◆ **Work required**: Skip every image and restate the data word for word.

◆ **Dataset excerpts**:
## begin
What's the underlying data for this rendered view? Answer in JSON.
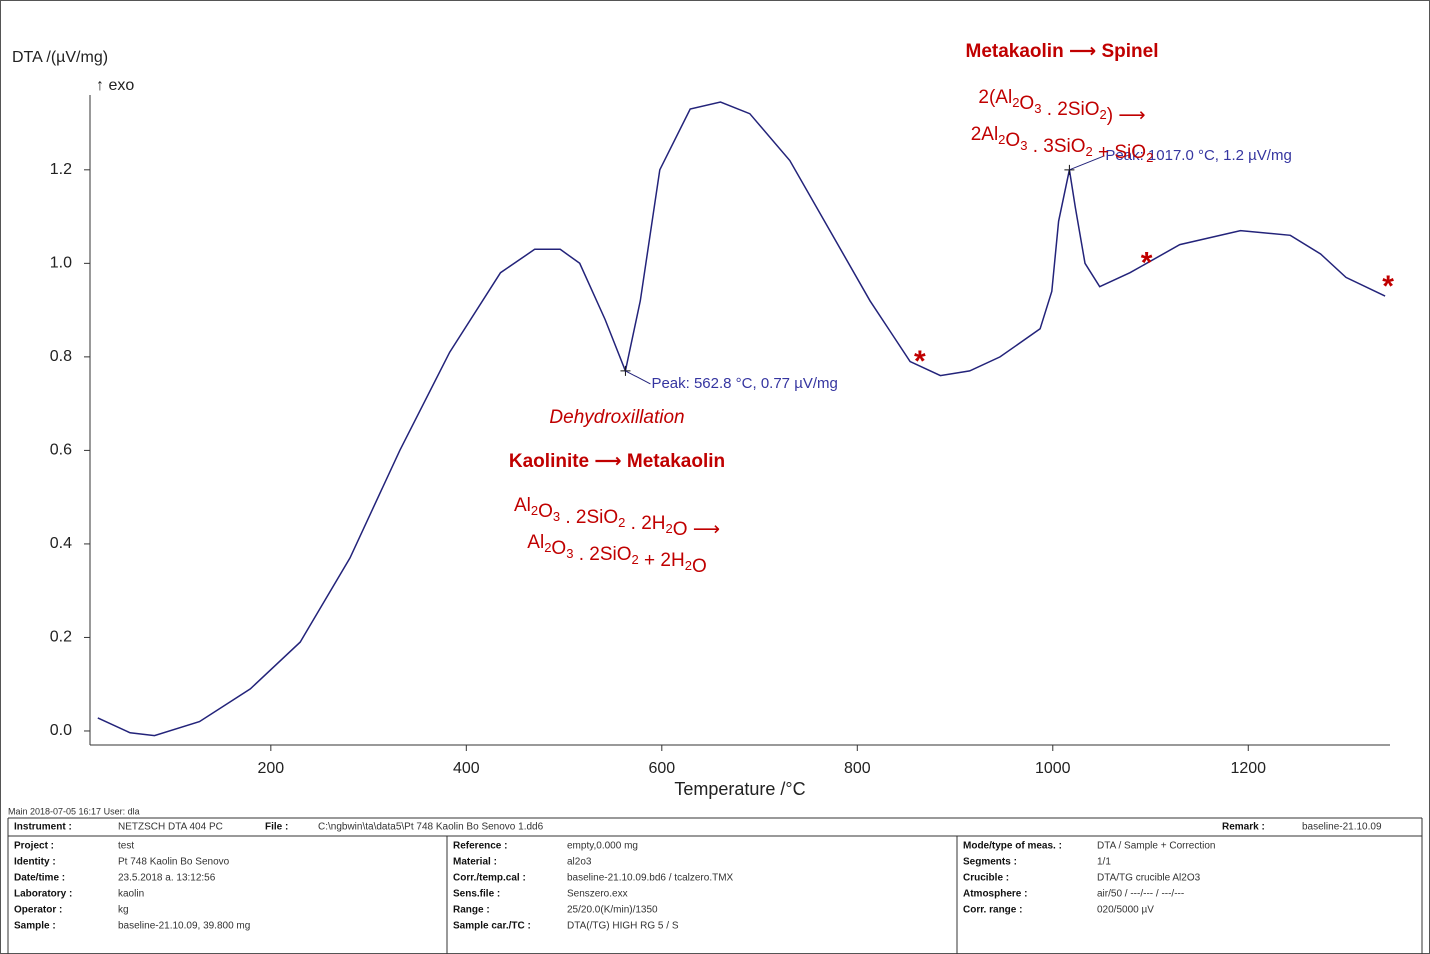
{
  "chart_data": {
    "type": "line",
    "y_label": "DTA /(µV/mg)",
    "y_sublabel": "↑ exo",
    "x_label": "Temperature /°C",
    "color": "#23237a",
    "x": [
      23,
      56,
      81,
      127,
      179,
      230,
      281,
      332,
      383,
      435,
      470,
      496,
      516,
      542,
      562.8,
      578,
      598,
      629,
      660,
      690,
      731,
      772,
      813,
      854,
      885,
      915,
      946,
      987,
      999,
      1006,
      1017,
      1023,
      1033,
      1048,
      1079,
      1130,
      1192,
      1243,
      1274,
      1300,
      1340
    ],
    "values": [
      0.028,
      -0.004,
      -0.01,
      0.02,
      0.09,
      0.19,
      0.37,
      0.6,
      0.81,
      0.98,
      1.03,
      1.03,
      1.0,
      0.88,
      0.77,
      0.92,
      1.2,
      1.33,
      1.345,
      1.32,
      1.22,
      1.07,
      0.92,
      0.79,
      0.76,
      0.77,
      0.8,
      0.86,
      0.94,
      1.09,
      1.2,
      1.12,
      1.0,
      0.95,
      0.98,
      1.04,
      1.07,
      1.06,
      1.02,
      0.97,
      0.93
    ],
    "xlim": [
      15,
      1345
    ],
    "ylim": [
      -0.03,
      1.36
    ],
    "xticks": [
      200,
      400,
      600,
      800,
      1000,
      1200
    ],
    "yticks": [
      {
        "value": 0,
        "label": "0.0"
      },
      {
        "value": 0.2,
        "label": "0.2"
      },
      {
        "value": 0.4,
        "label": "0.4"
      },
      {
        "value": 0.6,
        "label": "0.6"
      },
      {
        "value": 0.8,
        "label": "0.8"
      },
      {
        "value": 1.0,
        "label": "1.0"
      },
      {
        "value": 1.2,
        "label": "1.2"
      }
    ],
    "peaks": [
      {
        "x": 562.8,
        "y": 0.77,
        "label": "Peak: 562.8 °C, 0.77 µV/mg"
      },
      {
        "x": 1017.0,
        "y": 1.2,
        "label": "Peak: 1017.0 °C, 1.2 µV/mg"
      }
    ],
    "highlights": [
      {
        "x": 864,
        "y": 0.8,
        "label": "*"
      },
      {
        "x": 1096,
        "y": 1.01,
        "label": "*"
      },
      {
        "x": 1343,
        "y": 0.96,
        "label": "*"
      }
    ],
    "annotations": [
      {
        "text": "Metakaolin ⟶ Spinel",
        "style": "bold"
      },
      {
        "text": "2(Al2O3 . 2SiO2) ⟶",
        "style": "formula"
      },
      {
        "text": "2Al2O3 . 3SiO2 + SiO2",
        "style": "formula"
      },
      {
        "text": "Dehydroxillation",
        "style": "italic"
      },
      {
        "text": "Kaolinite ⟶ Metakaolin",
        "style": "bold"
      },
      {
        "text": "Al2O3 . 2SiO2 . 2H2O ⟶",
        "style": "formula"
      },
      {
        "text": "Al2O3 . 2SiO2 + 2H2O",
        "style": "formula"
      }
    ]
  },
  "footer": {
    "main": "Main   2018-07-05 16:17    User: dla",
    "header": [
      [
        "Instrument :",
        "NETZSCH DTA 404 PC"
      ],
      [
        "File :",
        "C:\\ngbwin\\ta\\data5\\Pt 748 Kaolin Bo Senovo 1.dd6"
      ],
      [
        "Remark :",
        "baseline-21.10.09"
      ]
    ],
    "columns": [
      [
        [
          "Project :",
          "test"
        ],
        [
          "Identity :",
          "Pt 748 Kaolin Bo Senovo"
        ],
        [
          "Date/time :",
          "23.5.2018 a. 13:12:56"
        ],
        [
          "Laboratory :",
          "kaolin"
        ],
        [
          "Operator :",
          "kg"
        ],
        [
          "Sample :",
          "baseline-21.10.09, 39.800 mg"
        ]
      ],
      [
        [
          "Reference :",
          "empty,0.000 mg"
        ],
        [
          "Material :",
          "al2o3"
        ],
        [
          "Corr./temp.cal :",
          "baseline-21.10.09.bd6 / tcalzero.TMX"
        ],
        [
          "Sens.file :",
          "Senszero.exx"
        ],
        [
          "Range :",
          "25/20.0(K/min)/1350"
        ],
        [
          "Sample car./TC :",
          "DTA(/TG) HIGH RG 5 / S"
        ]
      ],
      [
        [
          "Mode/type of meas. :",
          "DTA / Sample + Correction"
        ],
        [
          "Segments :",
          "1/1"
        ],
        [
          "Crucible :",
          "DTA/TG crucible Al2O3"
        ],
        [
          "Atmosphere :",
          "air/50 / ---/--- / ---/---"
        ],
        [
          "Corr. range :",
          "020/5000 µV"
        ]
      ]
    ]
  }
}
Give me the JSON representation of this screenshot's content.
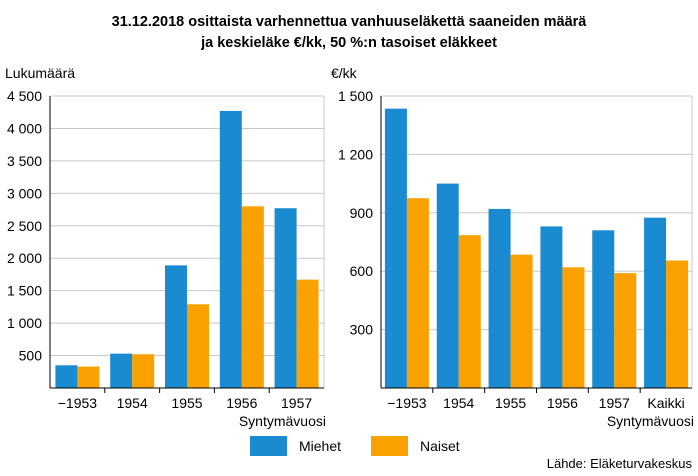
{
  "title_lines": [
    "31.12.2018 osittaista varhennettua vanhuuseläkettä saaneiden määrä",
    "ja keskieläke €/kk, 50 %:n tasoiset eläkkeet"
  ],
  "source": "Lähde: Eläketurvakeskus",
  "colors": {
    "miehet": "#1a8bd1",
    "naiset": "#f8a100",
    "grid": "#c8c8c8",
    "axis": "#000000"
  },
  "legend": [
    {
      "label": "Miehet",
      "color": "#1a8bd1"
    },
    {
      "label": "Naiset",
      "color": "#f8a100"
    }
  ],
  "chart_data": [
    {
      "type": "bar",
      "ylabel": "Lukumäärä",
      "xlabel": "Syntymävuosi",
      "categories": [
        "−1953",
        "1954",
        "1955",
        "1956",
        "1957"
      ],
      "ylim": [
        0,
        4500
      ],
      "yticks": [
        500,
        1000,
        1500,
        2000,
        2500,
        3000,
        3500,
        4000,
        4500
      ],
      "ytick_labels": [
        "500",
        "1 000",
        "1 500",
        "2 000",
        "2 500",
        "3 000",
        "3 500",
        "4 000",
        "4 500"
      ],
      "grid": true,
      "series": [
        {
          "name": "Miehet",
          "values": [
            350,
            530,
            1890,
            4270,
            2770
          ]
        },
        {
          "name": "Naiset",
          "values": [
            330,
            520,
            1290,
            2800,
            1670
          ]
        }
      ]
    },
    {
      "type": "bar",
      "ylabel": "€/kk",
      "xlabel": "Syntymävuosi",
      "categories": [
        "−1953",
        "1954",
        "1955",
        "1956",
        "1957",
        "Kaikki"
      ],
      "ylim": [
        0,
        1500
      ],
      "yticks": [
        300,
        600,
        900,
        1200,
        1500
      ],
      "ytick_labels": [
        "300",
        "600",
        "900",
        "1 200",
        "1 500"
      ],
      "grid": true,
      "series": [
        {
          "name": "Miehet",
          "values": [
            1435,
            1050,
            920,
            830,
            810,
            875
          ]
        },
        {
          "name": "Naiset",
          "values": [
            975,
            785,
            685,
            620,
            590,
            655
          ]
        }
      ]
    }
  ]
}
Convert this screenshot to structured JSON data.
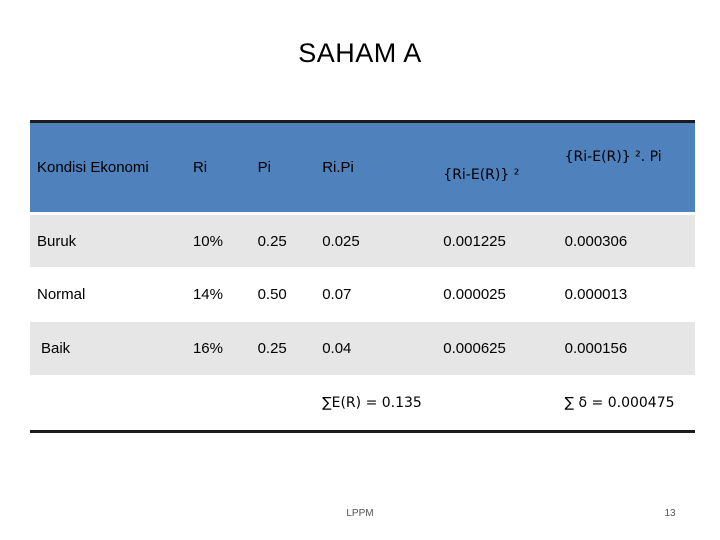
{
  "slide": {
    "title": "SAHAM A",
    "footer": "LPPM",
    "page_number": "13"
  },
  "table": {
    "headers": [
      "Kondisi Ekonomi",
      "Ri",
      "Pi",
      "Ri.Pi",
      "{Ri-E(R)} ²",
      "{Ri-E(R)} ². Pi"
    ],
    "rows": [
      [
        "Buruk",
        "10%",
        "0.25",
        "0.025",
        "0.001225",
        "0.000306"
      ],
      [
        "Normal",
        "14%",
        "0.50",
        "0.07",
        "0.000025",
        "0.000013"
      ],
      [
        "Baik",
        "16%",
        "0.25",
        "0.04",
        "0.000625",
        "0.000156"
      ]
    ],
    "sum_expected_return": "∑E(R) = 0.135",
    "sum_variance": "∑ δ = 0.000475"
  },
  "colors": {
    "header_fill": "#4f81bd",
    "band_fill": "#e6e6e6"
  }
}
## end
◆ **The solution**:
What's the underlying data for this rendered view? Answer in JSON.
{
  "chart_data": {
    "type": "line",
    "y_label": "DTA /(µV/mg)",
    "y_sublabel": "↑ exo",
    "x_label": "Temperature /°C",
    "color": "#23237a",
    "x": [
      23,
      56,
      81,
      127,
      179,
      230,
      281,
      332,
      383,
      435,
      470,
      496,
      516,
      542,
      562.8,
      578,
      598,
      629,
      660,
      690,
      731,
      772,
      813,
      854,
      885,
      915,
      946,
      987,
      999,
      1006,
      1017,
      1023,
      1033,
      1048,
      1079,
      1130,
      1192,
      1243,
      1274,
      1300,
      1340
    ],
    "values": [
      0.028,
      -0.004,
      -0.01,
      0.02,
      0.09,
      0.19,
      0.37,
      0.6,
      0.81,
      0.98,
      1.03,
      1.03,
      1.0,
      0.88,
      0.77,
      0.92,
      1.2,
      1.33,
      1.345,
      1.32,
      1.22,
      1.07,
      0.92,
      0.79,
      0.76,
      0.77,
      0.8,
      0.86,
      0.94,
      1.09,
      1.2,
      1.12,
      1.0,
      0.95,
      0.98,
      1.04,
      1.07,
      1.06,
      1.02,
      0.97,
      0.93
    ],
    "xlim": [
      15,
      1345
    ],
    "ylim": [
      -0.03,
      1.36
    ],
    "xticks": [
      200,
      400,
      600,
      800,
      1000,
      1200
    ],
    "yticks": [
      {
        "value": 0,
        "label": "0.0"
      },
      {
        "value": 0.2,
        "label": "0.2"
      },
      {
        "value": 0.4,
        "label": "0.4"
      },
      {
        "value": 0.6,
        "label": "0.6"
      },
      {
        "value": 0.8,
        "label": "0.8"
      },
      {
        "value": 1.0,
        "label": "1.0"
      },
      {
        "value": 1.2,
        "label": "1.2"
      }
    ],
    "peaks": [
      {
        "x": 562.8,
        "y": 0.77,
        "label": "Peak: 562.8 °C, 0.77 µV/mg"
      },
      {
        "x": 1017.0,
        "y": 1.2,
        "label": "Peak: 1017.0 °C, 1.2 µV/mg"
      }
    ],
    "highlights": [
      {
        "x": 864,
        "y": 0.8,
        "label": "*"
      },
      {
        "x": 1096,
        "y": 1.01,
        "label": "*"
      },
      {
        "x": 1343,
        "y": 0.96,
        "label": "*"
      }
    ],
    "annotations": [
      {
        "text": "Metakaolin ⟶ Spinel",
        "style": "bold"
      },
      {
        "text": "2(Al2O3 . 2SiO2) ⟶",
        "style": "formula"
      },
      {
        "text": "2Al2O3 . 3SiO2 + SiO2",
        "style": "formula"
      },
      {
        "text": "Dehydroxillation",
        "style": "italic"
      },
      {
        "text": "Kaolinite ⟶ Metakaolin",
        "style": "bold"
      },
      {
        "text": "Al2O3 . 2SiO2 . 2H2O ⟶",
        "style": "formula"
      },
      {
        "text": "Al2O3 . 2SiO2 + 2H2O",
        "style": "formula"
      }
    ]
  },
  "footer": {
    "main": "Main   2018-07-05 16:17    User: dla",
    "header": [
      [
        "Instrument :",
        "NETZSCH DTA 404 PC"
      ],
      [
        "File :",
        "C:\\ngbwin\\ta\\data5\\Pt 748 Kaolin Bo Senovo 1.dd6"
      ],
      [
        "Remark :",
        "baseline-21.10.09"
      ]
    ],
    "columns": [
      [
        [
          "Project :",
          "test"
        ],
        [
          "Identity :",
          "Pt 748 Kaolin Bo Senovo"
        ],
        [
          "Date/time :",
          "23.5.2018 a. 13:12:56"
        ],
        [
          "Laboratory :",
          "kaolin"
        ],
        [
          "Operator :",
          "kg"
        ],
        [
          "Sample :",
          "baseline-21.10.09, 39.800 mg"
        ]
      ],
      [
        [
          "Reference :",
          "empty,0.000 mg"
        ],
        [
          "Material :",
          "al2o3"
        ],
        [
          "Corr./temp.cal :",
          "baseline-21.10.09.bd6 / tcalzero.TMX"
        ],
        [
          "Sens.file :",
          "Senszero.exx"
        ],
        [
          "Range :",
          "25/20.0(K/min)/1350"
        ],
        [
          "Sample car./TC :",
          "DTA(/TG) HIGH RG 5 / S"
        ]
      ],
      [
        [
          "Mode/type of meas. :",
          "DTA / Sample + Correction"
        ],
        [
          "Segments :",
          "1/1"
        ],
        [
          "Crucible :",
          "DTA/TG crucible Al2O3"
        ],
        [
          "Atmosphere :",
          "air/50 / ---/--- / ---/---"
        ],
        [
          "Corr. range :",
          "020/5000 µV"
        ]
      ]
    ]
  }
}
Give me the JSON representation of this screenshot's content.
{
  "title_lines": [
    "31.12.2018 osittaista varhennettua vanhuuseläkettä saaneiden määrä",
    "ja keskieläke €/kk, 50 %:n tasoiset eläkkeet"
  ],
  "source": "Lähde: Eläketurvakeskus",
  "colors": {
    "miehet": "#1a8bd1",
    "naiset": "#f8a100",
    "grid": "#c8c8c8",
    "axis": "#000000"
  },
  "legend": [
    {
      "label": "Miehet",
      "color": "#1a8bd1"
    },
    {
      "label": "Naiset",
      "color": "#f8a100"
    }
  ],
  "chart_data": [
    {
      "type": "bar",
      "ylabel": "Lukumäärä",
      "xlabel": "Syntymävuosi",
      "categories": [
        "−1953",
        "1954",
        "1955",
        "1956",
        "1957"
      ],
      "ylim": [
        0,
        4500
      ],
      "yticks": [
        500,
        1000,
        1500,
        2000,
        2500,
        3000,
        3500,
        4000,
        4500
      ],
      "ytick_labels": [
        "500",
        "1 000",
        "1 500",
        "2 000",
        "2 500",
        "3 000",
        "3 500",
        "4 000",
        "4 500"
      ],
      "grid": true,
      "series": [
        {
          "name": "Miehet",
          "values": [
            350,
            530,
            1890,
            4270,
            2770
          ]
        },
        {
          "name": "Naiset",
          "values": [
            330,
            520,
            1290,
            2800,
            1670
          ]
        }
      ]
    },
    {
      "type": "bar",
      "ylabel": "€/kk",
      "xlabel": "Syntymävuosi",
      "categories": [
        "−1953",
        "1954",
        "1955",
        "1956",
        "1957",
        "Kaikki"
      ],
      "ylim": [
        0,
        1500
      ],
      "yticks": [
        300,
        600,
        900,
        1200,
        1500
      ],
      "ytick_labels": [
        "300",
        "600",
        "900",
        "1 200",
        "1 500"
      ],
      "grid": true,
      "series": [
        {
          "name": "Miehet",
          "values": [
            1435,
            1050,
            920,
            830,
            810,
            875
          ]
        },
        {
          "name": "Naiset",
          "values": [
            975,
            785,
            685,
            620,
            590,
            655
          ]
        }
      ]
    }
  ]
}
Convert this screenshot to structured JSON data.
{
  "slide": {
    "title": "SAHAM A",
    "footer": "LPPM",
    "page_number": "13"
  },
  "table": {
    "headers": [
      "Kondisi Ekonomi",
      "Ri",
      "Pi",
      "Ri.Pi",
      "{Ri-E(R)} ²",
      "{Ri-E(R)} ². Pi"
    ],
    "rows": [
      [
        "Buruk",
        "10%",
        "0.25",
        "0.025",
        "0.001225",
        "0.000306"
      ],
      [
        "Normal",
        "14%",
        "0.50",
        "0.07",
        "0.000025",
        "0.000013"
      ],
      [
        "Baik",
        "16%",
        "0.25",
        "0.04",
        "0.000625",
        "0.000156"
      ]
    ],
    "sum_expected_return": "∑E(R) = 0.135",
    "sum_variance": "∑ δ = 0.000475"
  },
  "colors": {
    "header_fill": "#4f81bd",
    "band_fill": "#e6e6e6"
  }
}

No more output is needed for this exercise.